Task statement:
Keep only the lines that hold the string "folder", filtering out the rest of the entries below.

Data shown:
+--

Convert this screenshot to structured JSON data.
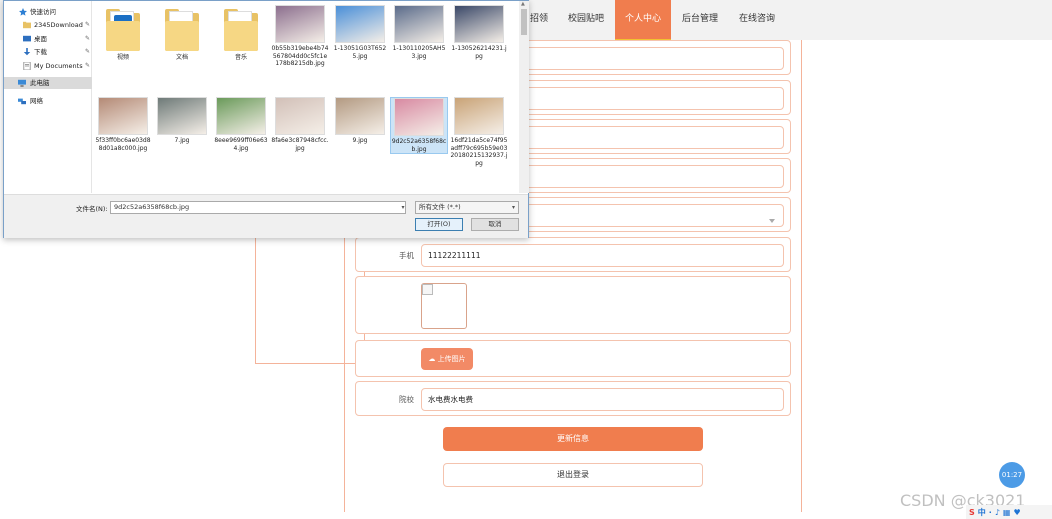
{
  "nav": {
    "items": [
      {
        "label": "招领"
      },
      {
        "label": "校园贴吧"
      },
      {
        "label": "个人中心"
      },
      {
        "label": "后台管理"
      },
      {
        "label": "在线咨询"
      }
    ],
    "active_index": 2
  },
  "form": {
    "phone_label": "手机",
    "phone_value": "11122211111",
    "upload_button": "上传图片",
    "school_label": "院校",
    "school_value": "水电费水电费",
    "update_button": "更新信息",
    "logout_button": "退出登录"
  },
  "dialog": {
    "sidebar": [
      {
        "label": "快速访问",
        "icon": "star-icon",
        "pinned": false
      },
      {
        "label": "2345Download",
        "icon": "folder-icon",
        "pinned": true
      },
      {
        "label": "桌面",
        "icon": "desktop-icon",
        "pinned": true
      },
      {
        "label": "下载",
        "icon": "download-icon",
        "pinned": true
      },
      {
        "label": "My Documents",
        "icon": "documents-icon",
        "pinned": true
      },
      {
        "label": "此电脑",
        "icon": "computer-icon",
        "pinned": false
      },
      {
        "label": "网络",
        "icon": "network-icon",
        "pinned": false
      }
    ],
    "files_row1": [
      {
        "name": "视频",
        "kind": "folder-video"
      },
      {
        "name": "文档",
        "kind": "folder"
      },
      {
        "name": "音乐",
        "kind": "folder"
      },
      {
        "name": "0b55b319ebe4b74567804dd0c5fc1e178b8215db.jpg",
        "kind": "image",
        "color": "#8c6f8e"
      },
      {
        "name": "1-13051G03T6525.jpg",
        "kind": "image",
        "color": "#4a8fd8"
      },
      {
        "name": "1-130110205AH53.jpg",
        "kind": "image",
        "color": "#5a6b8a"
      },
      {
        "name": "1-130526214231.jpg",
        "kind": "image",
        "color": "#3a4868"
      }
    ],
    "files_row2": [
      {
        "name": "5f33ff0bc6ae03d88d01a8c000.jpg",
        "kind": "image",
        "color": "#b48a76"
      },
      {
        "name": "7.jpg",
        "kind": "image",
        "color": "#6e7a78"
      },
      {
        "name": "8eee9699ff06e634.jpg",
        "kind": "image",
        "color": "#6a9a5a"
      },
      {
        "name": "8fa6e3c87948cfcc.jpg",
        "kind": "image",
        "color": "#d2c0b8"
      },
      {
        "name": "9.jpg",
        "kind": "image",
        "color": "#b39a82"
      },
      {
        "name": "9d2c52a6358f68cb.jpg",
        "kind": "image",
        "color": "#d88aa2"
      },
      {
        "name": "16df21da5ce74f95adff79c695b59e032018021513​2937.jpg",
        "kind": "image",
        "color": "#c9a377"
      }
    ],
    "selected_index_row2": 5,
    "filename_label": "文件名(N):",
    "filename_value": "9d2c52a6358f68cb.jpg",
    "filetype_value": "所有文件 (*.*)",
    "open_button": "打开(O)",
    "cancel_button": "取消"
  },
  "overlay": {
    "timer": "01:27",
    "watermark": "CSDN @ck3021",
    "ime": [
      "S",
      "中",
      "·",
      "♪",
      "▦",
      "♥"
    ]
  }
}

+--

Full solution:
        "icon": "folder-icon",
        "kind": "folder-video"
        "kind": "folder"
        "kind": "folder"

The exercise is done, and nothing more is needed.